Bereitgestellter Auszug =>

Wer mit persönlichen und familiären Problemen beschäftigt ist, ist weniger in der Lage, sich mit den drängenden politischen und sozialen Problemen zu beschäftigen.

Zu der sich immer mehr verstärkenden Problemlage abseits der steigenden Scheidungsraten und der weit verbreiteten Abneigung junger Iraner, eine Ehe einzugehen, zählt auch die alarmierende Zunahme von Risikoverhaltensweisen, insbesondere von Drogenmissbrauch, die das Gefüge der iranischen Familien zutiefst belastet. Kritiker sind der Meinung, dass die Regierung, anstatt wirksame Maßnahmen zur direkten Bewältigung der Miseren zu ergreifen, diese Krisen unbeabsichtigt fortsetzt und damit die ohnehin schon prekäre Situation noch verschlimmern könnte.

Aufgabe 1 => Stimmen die folgenden Aussagen mit dem Auszug über iranische Familien überein? Antworte jeweils mit Ja oder Nein und zitiere die entscheidenden Worte wörtlich. (a) Junge Iraner sind laut dem Auszug zunehmend bereit zu heiraten. (b) Drogenmissbrauch wird als Belastung für das Gefüge iranischer Familien genannt. (c) Kritiker werfen der Regierung vor, die Krisen absichtlich fortzusetzen.
Aufgabe 2 => Schreibe aus dem Auszug über iranische Familien alles von „Wer mit persönlichen“ bis hinunter zu „Problemen zu beschäftigen.“ wortgetreu ab.

Gesammeltes Material =>
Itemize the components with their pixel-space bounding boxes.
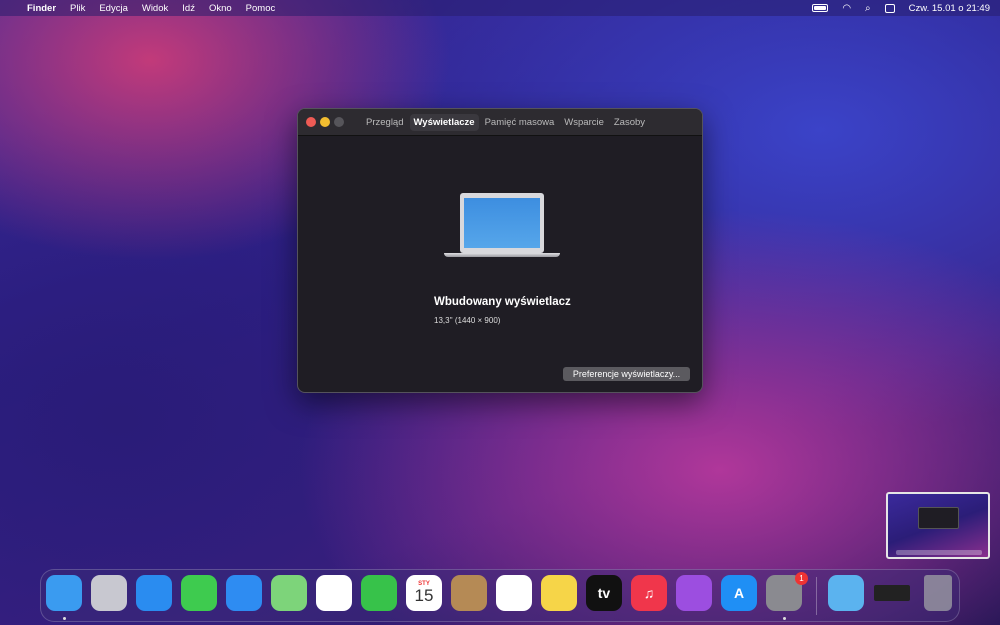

Schriftliche Antwort 1 =>
(a) Nein: „der weit verbreiteten Abneigung junger Iraner, eine Ehe einzugehen“
(b) Ja: „insbesondere von Drogenmissbrauch, die das Gefüge der iranischen Familien zutiefst belastet“
(c) Nein: „diese Krisen unbeabsichtigt fortsetzt“

Schriftliche Antwort 2 =>
Wer mit persönlichen und familiären Problemen beschäftigt ist, ist weniger in der Lage, sich mit den drängenden politischen und sozialen Problemen zu beschäftigen.